=== Set problem ===
How many lines of the records contain the string "view"? Case counts. Reply with only the number.

** Start Dataset excerpts **

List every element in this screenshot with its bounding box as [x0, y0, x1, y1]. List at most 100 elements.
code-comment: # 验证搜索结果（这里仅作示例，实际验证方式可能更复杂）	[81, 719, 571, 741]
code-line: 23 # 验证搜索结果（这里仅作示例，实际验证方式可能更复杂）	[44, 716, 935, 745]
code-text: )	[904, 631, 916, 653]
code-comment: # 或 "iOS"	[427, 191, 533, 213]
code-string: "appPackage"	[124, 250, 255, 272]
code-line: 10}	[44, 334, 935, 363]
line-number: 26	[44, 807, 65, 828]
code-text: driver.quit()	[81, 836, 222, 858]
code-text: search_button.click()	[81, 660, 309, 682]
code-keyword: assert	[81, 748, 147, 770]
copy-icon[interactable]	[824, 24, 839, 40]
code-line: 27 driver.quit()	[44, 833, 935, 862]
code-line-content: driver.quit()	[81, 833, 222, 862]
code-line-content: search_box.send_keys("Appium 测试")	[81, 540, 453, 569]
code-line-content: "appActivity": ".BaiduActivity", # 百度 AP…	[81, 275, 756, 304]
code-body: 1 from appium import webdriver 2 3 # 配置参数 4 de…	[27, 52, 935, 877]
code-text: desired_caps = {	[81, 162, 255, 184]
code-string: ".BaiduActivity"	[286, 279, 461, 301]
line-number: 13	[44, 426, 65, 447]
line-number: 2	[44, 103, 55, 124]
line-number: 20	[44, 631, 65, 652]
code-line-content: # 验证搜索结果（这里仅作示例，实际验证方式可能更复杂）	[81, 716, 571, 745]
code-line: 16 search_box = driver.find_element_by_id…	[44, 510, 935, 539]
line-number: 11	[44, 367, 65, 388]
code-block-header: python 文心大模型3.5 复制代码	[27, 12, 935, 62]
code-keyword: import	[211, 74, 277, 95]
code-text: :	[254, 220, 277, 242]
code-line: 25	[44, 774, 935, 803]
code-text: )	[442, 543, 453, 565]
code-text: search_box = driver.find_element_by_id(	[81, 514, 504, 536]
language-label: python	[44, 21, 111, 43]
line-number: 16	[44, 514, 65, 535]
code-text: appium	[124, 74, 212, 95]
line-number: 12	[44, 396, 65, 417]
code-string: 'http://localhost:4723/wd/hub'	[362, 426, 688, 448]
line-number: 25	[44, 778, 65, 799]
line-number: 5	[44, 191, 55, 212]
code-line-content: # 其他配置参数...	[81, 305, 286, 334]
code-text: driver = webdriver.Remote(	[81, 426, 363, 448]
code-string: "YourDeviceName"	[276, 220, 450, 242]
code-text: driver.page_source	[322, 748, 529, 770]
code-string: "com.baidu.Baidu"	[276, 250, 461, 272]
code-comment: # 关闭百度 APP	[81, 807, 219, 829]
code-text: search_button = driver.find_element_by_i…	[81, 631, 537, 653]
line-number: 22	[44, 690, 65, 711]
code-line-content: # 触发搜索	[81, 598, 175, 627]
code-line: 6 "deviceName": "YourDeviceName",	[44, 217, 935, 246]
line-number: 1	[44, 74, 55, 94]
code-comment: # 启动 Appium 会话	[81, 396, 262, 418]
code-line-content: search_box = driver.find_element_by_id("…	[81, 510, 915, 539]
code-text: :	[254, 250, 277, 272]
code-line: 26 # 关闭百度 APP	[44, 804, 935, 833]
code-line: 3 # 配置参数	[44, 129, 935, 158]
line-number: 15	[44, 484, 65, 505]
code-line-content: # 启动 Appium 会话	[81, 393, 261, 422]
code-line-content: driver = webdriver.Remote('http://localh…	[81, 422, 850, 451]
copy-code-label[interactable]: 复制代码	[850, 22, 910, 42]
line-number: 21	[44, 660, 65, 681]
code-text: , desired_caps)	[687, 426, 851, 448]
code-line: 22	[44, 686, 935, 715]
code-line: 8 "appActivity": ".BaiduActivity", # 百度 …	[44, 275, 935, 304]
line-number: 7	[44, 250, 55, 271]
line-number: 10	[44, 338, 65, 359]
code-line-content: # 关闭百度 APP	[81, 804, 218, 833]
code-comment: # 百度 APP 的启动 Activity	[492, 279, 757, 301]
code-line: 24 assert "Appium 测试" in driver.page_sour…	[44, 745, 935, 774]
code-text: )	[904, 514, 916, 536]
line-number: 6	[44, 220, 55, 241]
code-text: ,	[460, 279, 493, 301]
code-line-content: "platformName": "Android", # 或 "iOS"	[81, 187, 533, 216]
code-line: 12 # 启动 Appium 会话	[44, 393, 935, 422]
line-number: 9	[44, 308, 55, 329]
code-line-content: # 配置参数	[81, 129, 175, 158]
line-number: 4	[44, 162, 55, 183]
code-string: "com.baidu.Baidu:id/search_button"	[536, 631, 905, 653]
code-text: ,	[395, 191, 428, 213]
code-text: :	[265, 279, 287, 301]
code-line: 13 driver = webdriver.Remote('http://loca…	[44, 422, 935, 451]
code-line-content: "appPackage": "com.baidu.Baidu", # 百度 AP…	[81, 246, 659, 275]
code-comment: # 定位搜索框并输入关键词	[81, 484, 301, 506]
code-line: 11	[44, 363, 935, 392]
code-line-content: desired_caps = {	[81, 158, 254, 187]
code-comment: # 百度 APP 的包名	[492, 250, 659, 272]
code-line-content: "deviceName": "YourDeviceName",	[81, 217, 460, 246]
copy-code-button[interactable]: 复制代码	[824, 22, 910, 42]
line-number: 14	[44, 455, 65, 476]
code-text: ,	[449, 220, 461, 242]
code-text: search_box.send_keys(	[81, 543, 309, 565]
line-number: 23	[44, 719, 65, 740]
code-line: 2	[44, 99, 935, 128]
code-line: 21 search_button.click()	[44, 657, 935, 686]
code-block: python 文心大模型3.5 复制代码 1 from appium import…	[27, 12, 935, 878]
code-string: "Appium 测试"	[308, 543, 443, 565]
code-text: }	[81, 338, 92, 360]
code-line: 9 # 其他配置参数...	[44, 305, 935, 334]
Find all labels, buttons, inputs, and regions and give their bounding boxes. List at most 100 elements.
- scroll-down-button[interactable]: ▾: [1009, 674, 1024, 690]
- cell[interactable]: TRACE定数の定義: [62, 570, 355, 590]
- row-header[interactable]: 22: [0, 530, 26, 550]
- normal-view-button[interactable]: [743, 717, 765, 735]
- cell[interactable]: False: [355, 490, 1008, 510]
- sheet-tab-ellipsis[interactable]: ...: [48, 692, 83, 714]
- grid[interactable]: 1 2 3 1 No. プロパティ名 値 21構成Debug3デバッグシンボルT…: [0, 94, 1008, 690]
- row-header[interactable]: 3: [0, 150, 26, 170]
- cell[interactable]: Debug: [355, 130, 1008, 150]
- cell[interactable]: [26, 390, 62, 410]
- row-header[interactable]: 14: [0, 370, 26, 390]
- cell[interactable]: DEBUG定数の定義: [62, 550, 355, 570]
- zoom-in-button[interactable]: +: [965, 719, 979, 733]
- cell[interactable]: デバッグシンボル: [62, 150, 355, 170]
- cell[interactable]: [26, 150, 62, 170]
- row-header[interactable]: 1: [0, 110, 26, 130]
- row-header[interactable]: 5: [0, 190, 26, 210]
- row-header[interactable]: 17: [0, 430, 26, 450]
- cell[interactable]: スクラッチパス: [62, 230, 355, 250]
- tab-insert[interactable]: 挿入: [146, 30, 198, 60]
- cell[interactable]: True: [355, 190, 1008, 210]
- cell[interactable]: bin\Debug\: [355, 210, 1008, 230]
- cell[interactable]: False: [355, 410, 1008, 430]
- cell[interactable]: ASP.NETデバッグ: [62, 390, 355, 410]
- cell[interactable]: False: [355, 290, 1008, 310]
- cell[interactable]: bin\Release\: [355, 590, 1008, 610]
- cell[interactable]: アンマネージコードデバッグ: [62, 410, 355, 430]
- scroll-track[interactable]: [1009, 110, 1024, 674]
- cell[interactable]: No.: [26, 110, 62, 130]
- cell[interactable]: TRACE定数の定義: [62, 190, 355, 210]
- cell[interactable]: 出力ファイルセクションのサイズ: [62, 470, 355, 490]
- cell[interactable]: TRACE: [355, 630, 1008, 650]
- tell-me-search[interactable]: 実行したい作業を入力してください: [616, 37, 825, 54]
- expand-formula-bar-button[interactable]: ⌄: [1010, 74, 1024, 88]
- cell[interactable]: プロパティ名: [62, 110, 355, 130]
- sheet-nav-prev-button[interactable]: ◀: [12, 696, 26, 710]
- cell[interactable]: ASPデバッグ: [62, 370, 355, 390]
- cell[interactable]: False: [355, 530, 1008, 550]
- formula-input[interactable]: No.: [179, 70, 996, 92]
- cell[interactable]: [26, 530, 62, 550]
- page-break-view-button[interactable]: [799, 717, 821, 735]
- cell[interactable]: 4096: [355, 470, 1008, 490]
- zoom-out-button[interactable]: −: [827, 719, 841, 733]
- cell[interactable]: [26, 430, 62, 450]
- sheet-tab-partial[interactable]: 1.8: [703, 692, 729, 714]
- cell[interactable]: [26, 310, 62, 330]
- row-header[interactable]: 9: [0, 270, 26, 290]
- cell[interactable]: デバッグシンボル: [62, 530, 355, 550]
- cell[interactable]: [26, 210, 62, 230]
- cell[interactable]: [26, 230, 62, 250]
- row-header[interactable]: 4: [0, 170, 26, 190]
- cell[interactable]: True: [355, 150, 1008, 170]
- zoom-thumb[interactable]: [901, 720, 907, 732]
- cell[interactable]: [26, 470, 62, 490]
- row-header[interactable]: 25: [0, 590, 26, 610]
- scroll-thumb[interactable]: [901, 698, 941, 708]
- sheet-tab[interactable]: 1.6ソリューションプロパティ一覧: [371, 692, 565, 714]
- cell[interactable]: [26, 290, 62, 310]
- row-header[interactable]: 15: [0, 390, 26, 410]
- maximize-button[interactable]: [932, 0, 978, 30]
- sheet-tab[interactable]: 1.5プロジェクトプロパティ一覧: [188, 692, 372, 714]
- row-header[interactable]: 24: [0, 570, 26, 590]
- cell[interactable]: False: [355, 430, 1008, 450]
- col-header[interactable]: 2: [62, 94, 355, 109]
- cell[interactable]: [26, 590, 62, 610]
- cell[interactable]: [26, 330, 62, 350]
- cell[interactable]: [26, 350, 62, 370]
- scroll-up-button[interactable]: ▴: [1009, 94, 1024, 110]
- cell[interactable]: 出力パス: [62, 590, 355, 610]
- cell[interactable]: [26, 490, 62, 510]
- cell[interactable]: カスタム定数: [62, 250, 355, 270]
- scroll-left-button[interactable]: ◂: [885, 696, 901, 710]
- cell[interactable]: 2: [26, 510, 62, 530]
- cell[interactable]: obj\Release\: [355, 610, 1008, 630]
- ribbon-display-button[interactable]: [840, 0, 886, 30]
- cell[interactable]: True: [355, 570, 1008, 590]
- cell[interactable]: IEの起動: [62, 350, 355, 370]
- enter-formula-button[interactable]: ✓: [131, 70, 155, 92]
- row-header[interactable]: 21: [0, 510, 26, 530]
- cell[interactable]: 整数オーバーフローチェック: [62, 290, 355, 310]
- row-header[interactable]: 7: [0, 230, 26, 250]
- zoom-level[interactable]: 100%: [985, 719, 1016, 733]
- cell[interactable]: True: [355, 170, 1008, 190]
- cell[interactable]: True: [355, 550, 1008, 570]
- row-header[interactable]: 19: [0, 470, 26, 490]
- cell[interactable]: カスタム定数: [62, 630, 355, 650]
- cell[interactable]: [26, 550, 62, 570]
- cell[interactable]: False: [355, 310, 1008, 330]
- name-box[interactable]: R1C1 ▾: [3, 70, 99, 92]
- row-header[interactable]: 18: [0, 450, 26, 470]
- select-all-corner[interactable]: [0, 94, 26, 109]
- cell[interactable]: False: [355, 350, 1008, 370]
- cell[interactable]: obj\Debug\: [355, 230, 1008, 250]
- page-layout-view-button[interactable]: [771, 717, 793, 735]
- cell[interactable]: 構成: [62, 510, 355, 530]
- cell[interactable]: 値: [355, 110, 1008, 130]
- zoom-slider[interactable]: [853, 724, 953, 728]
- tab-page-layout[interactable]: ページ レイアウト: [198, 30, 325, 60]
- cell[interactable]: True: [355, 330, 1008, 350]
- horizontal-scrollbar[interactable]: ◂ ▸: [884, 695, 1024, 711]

** End Dataset excerpts **

=== Completed exercise ===
3